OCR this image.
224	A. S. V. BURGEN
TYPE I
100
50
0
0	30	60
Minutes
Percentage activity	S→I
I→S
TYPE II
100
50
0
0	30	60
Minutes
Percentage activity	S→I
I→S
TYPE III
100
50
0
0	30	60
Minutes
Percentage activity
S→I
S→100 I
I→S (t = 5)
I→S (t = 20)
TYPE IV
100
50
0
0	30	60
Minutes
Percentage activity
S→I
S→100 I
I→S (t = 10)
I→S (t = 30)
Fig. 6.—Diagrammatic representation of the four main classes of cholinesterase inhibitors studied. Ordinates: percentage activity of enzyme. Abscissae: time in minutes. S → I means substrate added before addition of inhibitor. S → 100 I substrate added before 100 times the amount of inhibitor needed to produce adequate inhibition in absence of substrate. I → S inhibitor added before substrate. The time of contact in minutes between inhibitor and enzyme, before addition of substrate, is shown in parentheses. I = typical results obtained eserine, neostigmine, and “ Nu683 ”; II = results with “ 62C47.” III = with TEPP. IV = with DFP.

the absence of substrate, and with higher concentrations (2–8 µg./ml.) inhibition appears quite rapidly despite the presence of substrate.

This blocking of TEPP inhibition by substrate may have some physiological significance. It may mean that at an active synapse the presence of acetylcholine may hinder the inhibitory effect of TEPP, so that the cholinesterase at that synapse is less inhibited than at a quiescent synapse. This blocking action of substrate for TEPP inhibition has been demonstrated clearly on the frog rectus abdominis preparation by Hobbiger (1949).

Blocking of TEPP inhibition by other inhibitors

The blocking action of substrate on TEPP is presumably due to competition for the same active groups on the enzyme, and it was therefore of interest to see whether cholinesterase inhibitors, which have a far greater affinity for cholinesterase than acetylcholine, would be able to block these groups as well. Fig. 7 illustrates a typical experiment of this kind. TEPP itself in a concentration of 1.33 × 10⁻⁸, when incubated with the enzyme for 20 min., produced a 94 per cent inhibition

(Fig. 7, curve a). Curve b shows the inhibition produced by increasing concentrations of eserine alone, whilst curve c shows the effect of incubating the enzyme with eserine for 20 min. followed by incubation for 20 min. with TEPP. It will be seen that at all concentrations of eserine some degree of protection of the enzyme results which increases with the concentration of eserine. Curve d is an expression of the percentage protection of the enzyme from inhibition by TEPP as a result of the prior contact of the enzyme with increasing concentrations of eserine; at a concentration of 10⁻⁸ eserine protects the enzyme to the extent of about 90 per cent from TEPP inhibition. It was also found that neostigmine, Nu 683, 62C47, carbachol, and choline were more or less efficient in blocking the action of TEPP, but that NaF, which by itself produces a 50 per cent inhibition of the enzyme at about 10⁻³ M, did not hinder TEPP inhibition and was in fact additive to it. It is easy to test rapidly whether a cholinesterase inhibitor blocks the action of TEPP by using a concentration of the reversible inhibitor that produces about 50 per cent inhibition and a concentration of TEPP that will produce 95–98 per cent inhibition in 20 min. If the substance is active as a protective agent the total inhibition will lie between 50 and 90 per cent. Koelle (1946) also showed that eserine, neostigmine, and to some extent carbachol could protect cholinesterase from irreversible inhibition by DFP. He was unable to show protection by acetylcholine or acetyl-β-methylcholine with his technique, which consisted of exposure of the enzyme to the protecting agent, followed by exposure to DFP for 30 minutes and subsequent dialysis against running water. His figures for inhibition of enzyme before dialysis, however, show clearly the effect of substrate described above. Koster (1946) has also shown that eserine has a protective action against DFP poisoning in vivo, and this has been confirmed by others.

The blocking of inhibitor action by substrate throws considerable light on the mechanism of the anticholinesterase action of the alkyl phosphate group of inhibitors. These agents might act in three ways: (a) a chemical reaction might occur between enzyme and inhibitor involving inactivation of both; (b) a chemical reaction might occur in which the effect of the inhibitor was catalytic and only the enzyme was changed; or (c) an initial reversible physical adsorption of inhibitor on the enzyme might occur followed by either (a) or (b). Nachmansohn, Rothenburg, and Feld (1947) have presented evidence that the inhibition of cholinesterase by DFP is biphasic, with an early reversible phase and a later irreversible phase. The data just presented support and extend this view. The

---

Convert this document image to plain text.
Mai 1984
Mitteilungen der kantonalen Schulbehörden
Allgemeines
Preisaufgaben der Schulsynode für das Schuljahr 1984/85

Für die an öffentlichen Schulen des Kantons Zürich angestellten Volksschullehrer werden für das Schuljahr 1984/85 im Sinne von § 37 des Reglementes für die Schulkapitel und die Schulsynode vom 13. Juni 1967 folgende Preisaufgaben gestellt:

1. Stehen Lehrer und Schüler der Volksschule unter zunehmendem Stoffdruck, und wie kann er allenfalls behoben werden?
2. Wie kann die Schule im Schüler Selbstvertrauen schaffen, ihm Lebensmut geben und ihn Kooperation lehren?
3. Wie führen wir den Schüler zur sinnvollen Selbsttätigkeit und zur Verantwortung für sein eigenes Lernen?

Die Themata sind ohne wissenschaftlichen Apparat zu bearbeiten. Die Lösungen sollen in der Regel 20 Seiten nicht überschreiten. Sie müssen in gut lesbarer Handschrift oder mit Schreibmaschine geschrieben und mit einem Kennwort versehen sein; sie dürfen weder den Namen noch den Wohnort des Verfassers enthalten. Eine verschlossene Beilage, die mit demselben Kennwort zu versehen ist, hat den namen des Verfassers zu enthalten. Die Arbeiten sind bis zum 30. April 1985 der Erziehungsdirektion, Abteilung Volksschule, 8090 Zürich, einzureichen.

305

▸ **Activity**:
From the listing above, return each line with the word "werden".

▸ **Written response**:
Für die an öffentlichen Schulen des Kantons Zürich angestellten Volksschullehrer werden für das Schuljahr 1984/85 im Sinne von § 37 des Reglementes für die Schulkapitel und die Schulsynode vom 13. Juni 1967 folgende Preisaufgaben gestellt:
1. Stehen Lehrer und Schüler der Volksschule unter zunehmendem Stoffdruck, und wie kann er allenfalls behoben werden?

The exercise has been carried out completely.